(Dataset records)
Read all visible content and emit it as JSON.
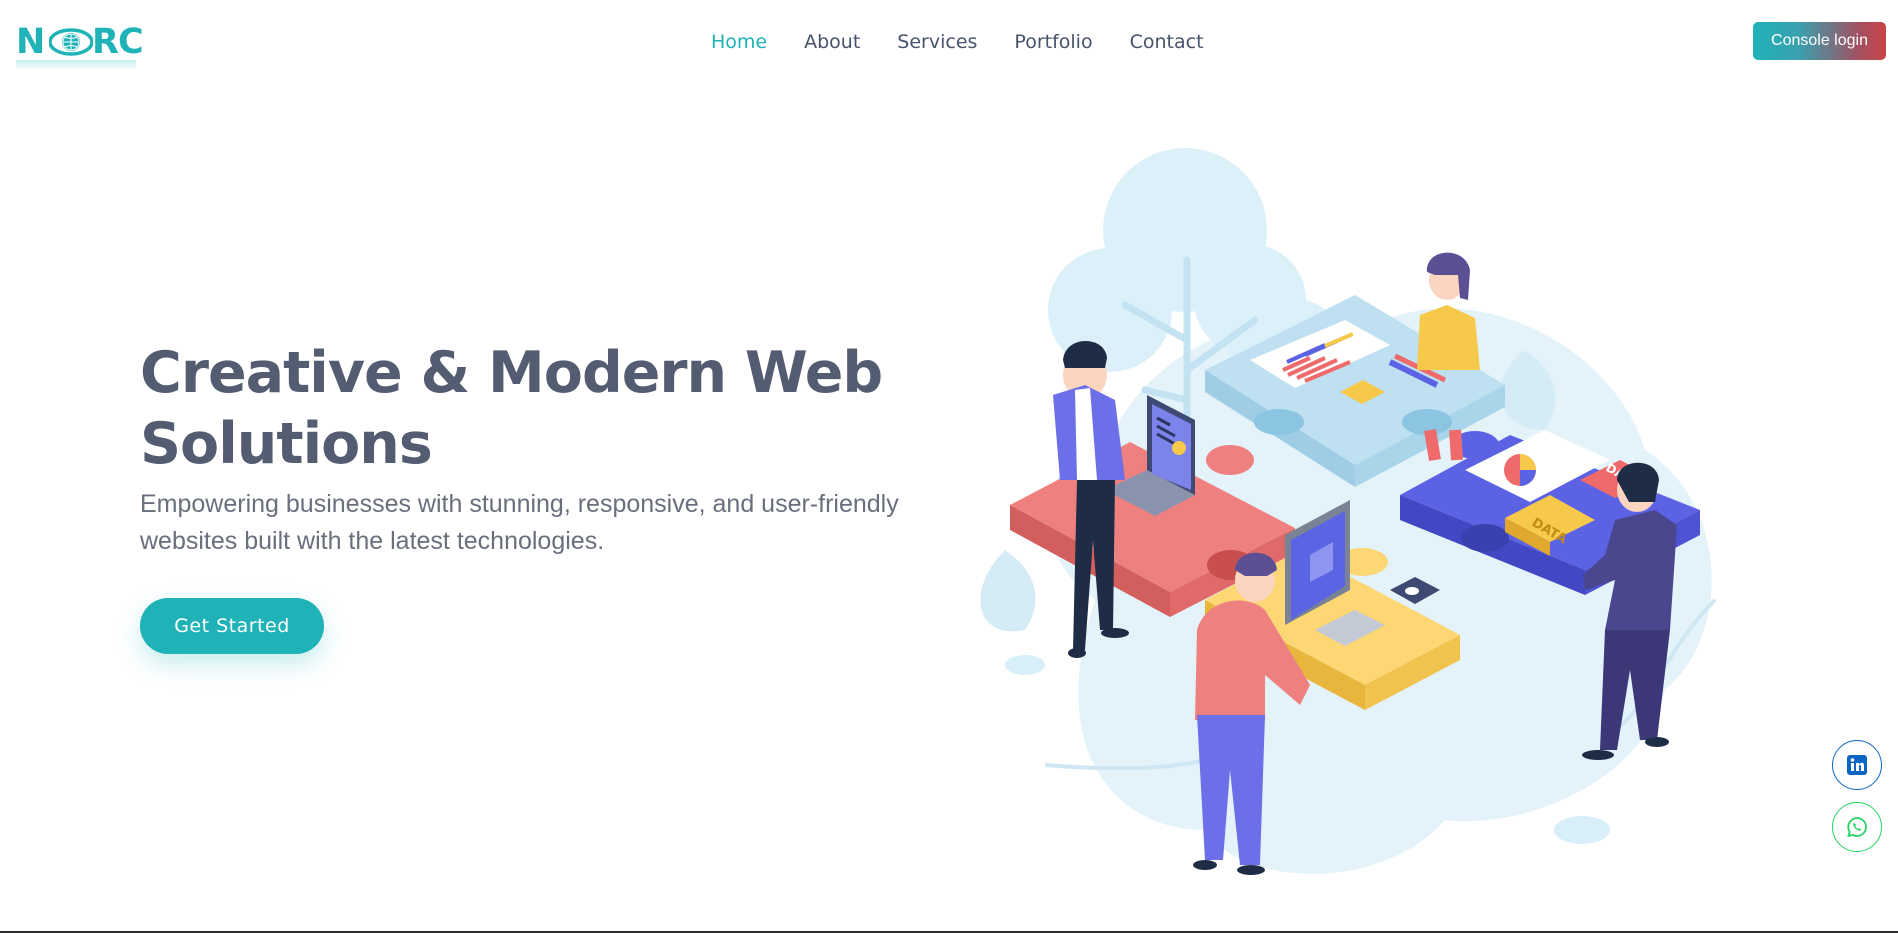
{
  "header": {
    "logo_text": "NORC",
    "nav": [
      {
        "label": "Home",
        "active": true
      },
      {
        "label": "About",
        "active": false
      },
      {
        "label": "Services",
        "active": false
      },
      {
        "label": "Portfolio",
        "active": false
      },
      {
        "label": "Contact",
        "active": false
      }
    ],
    "console_login_label": "Console login"
  },
  "hero": {
    "title": "Creative & Modern Web Solutions",
    "subtitle": "Empowering businesses with stunning, responsive, and user-friendly websites built with the latest technologies.",
    "cta_label": "Get Started",
    "illustration_tags": [
      "DATA",
      "DATA"
    ]
  },
  "social": {
    "linkedin_icon": "linkedin-icon",
    "whatsapp_icon": "whatsapp-icon"
  },
  "colors": {
    "accent": "#1fb3b8",
    "heading": "#545c72",
    "nav_text": "#47536b"
  }
}
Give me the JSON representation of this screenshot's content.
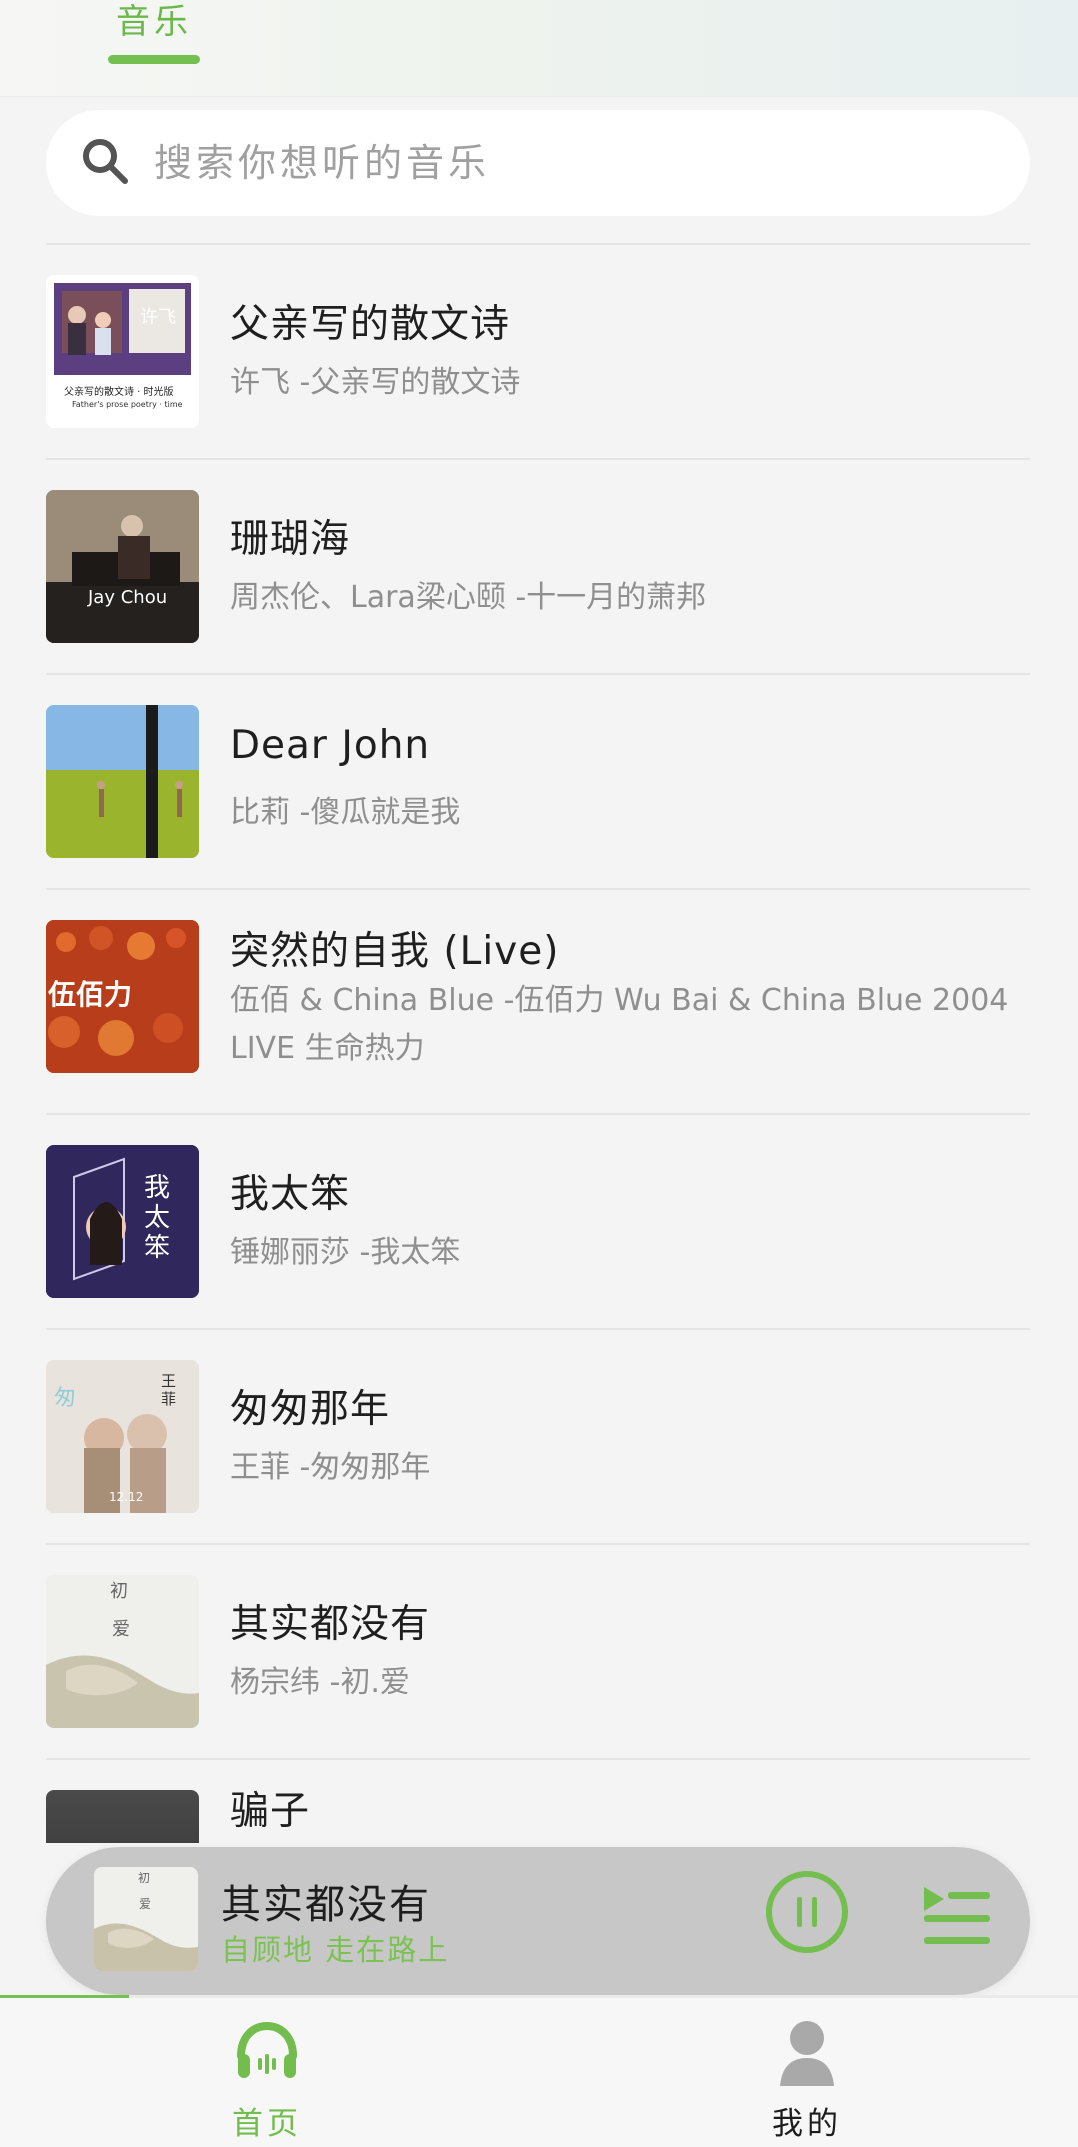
{
  "header": {
    "tab_label": "音乐",
    "active_color": "#73bf4f"
  },
  "search": {
    "placeholder": "搜索你想听的音乐"
  },
  "songs": [
    {
      "title": "父亲写的散文诗",
      "subtitle": "许飞 -父亲写的散文诗",
      "cover_text_1": "许飞",
      "cover_text_2": "父亲写的散文诗 · 时光版",
      "cover_text_3": "Father's prose poetry · time"
    },
    {
      "title": "珊瑚海",
      "subtitle": "周杰伦、Lara梁心颐 -十一月的萧邦",
      "cover_text_1": "Jay Chou"
    },
    {
      "title": "Dear John",
      "subtitle": "比莉 -傻瓜就是我"
    },
    {
      "title": "突然的自我 (Live)",
      "subtitle": "伍佰 & China Blue -伍佰力 Wu Bai & China Blue 2004 LIVE 生命热力",
      "cover_text_1": "伍佰力"
    },
    {
      "title": "我太笨",
      "subtitle": "锤娜丽莎 -我太笨",
      "cover_text_1": "我太笨"
    },
    {
      "title": "匆匆那年",
      "subtitle": "王菲 -匆匆那年",
      "cover_text_1": "王菲",
      "cover_text_2": "12.12"
    },
    {
      "title": "其实都没有",
      "subtitle": "杨宗纬 -初.爱",
      "cover_text_1": "初",
      "cover_text_2": "爱"
    },
    {
      "title": "骗子",
      "subtitle": ""
    }
  ],
  "player": {
    "title": "其实都没有",
    "subtitle": "自顾地 走在路上",
    "cover_text_1": "初",
    "cover_text_2": "爱",
    "progress": 0.12
  },
  "bottom_nav": {
    "home_label": "首页",
    "mine_label": "我的"
  },
  "icons": {
    "search": "search-icon",
    "pause": "pause-icon",
    "playlist": "playlist-icon",
    "home": "headphones-icon",
    "mine": "user-icon"
  }
}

Goal: Only the lines from the line containing "Give me the" through the end of the data are to be reproduced, exactly and with both ends included; pictures are omitted.

Solution:
Give me the JSON representation of this screenshot's content.
{
  "header": {
    "tab_label": "音乐",
    "active_color": "#73bf4f"
  },
  "search": {
    "placeholder": "搜索你想听的音乐"
  },
  "songs": [
    {
      "title": "父亲写的散文诗",
      "subtitle": "许飞 -父亲写的散文诗",
      "cover_text_1": "许飞",
      "cover_text_2": "父亲写的散文诗 · 时光版",
      "cover_text_3": "Father's prose poetry · time"
    },
    {
      "title": "珊瑚海",
      "subtitle": "周杰伦、Lara梁心颐 -十一月的萧邦",
      "cover_text_1": "Jay Chou"
    },
    {
      "title": "Dear John",
      "subtitle": "比莉 -傻瓜就是我"
    },
    {
      "title": "突然的自我 (Live)",
      "subtitle": "伍佰 & China Blue -伍佰力 Wu Bai & China Blue 2004 LIVE 生命热力",
      "cover_text_1": "伍佰力"
    },
    {
      "title": "我太笨",
      "subtitle": "锤娜丽莎 -我太笨",
      "cover_text_1": "我太笨"
    },
    {
      "title": "匆匆那年",
      "subtitle": "王菲 -匆匆那年",
      "cover_text_1": "王菲",
      "cover_text_2": "12.12"
    },
    {
      "title": "其实都没有",
      "subtitle": "杨宗纬 -初.爱",
      "cover_text_1": "初",
      "cover_text_2": "爱"
    },
    {
      "title": "骗子",
      "subtitle": ""
    }
  ],
  "player": {
    "title": "其实都没有",
    "subtitle": "自顾地 走在路上",
    "cover_text_1": "初",
    "cover_text_2": "爱",
    "progress": 0.12
  },
  "bottom_nav": {
    "home_label": "首页",
    "mine_label": "我的"
  },
  "icons": {
    "search": "search-icon",
    "pause": "pause-icon",
    "playlist": "playlist-icon",
    "home": "headphones-icon",
    "mine": "user-icon"
  }
}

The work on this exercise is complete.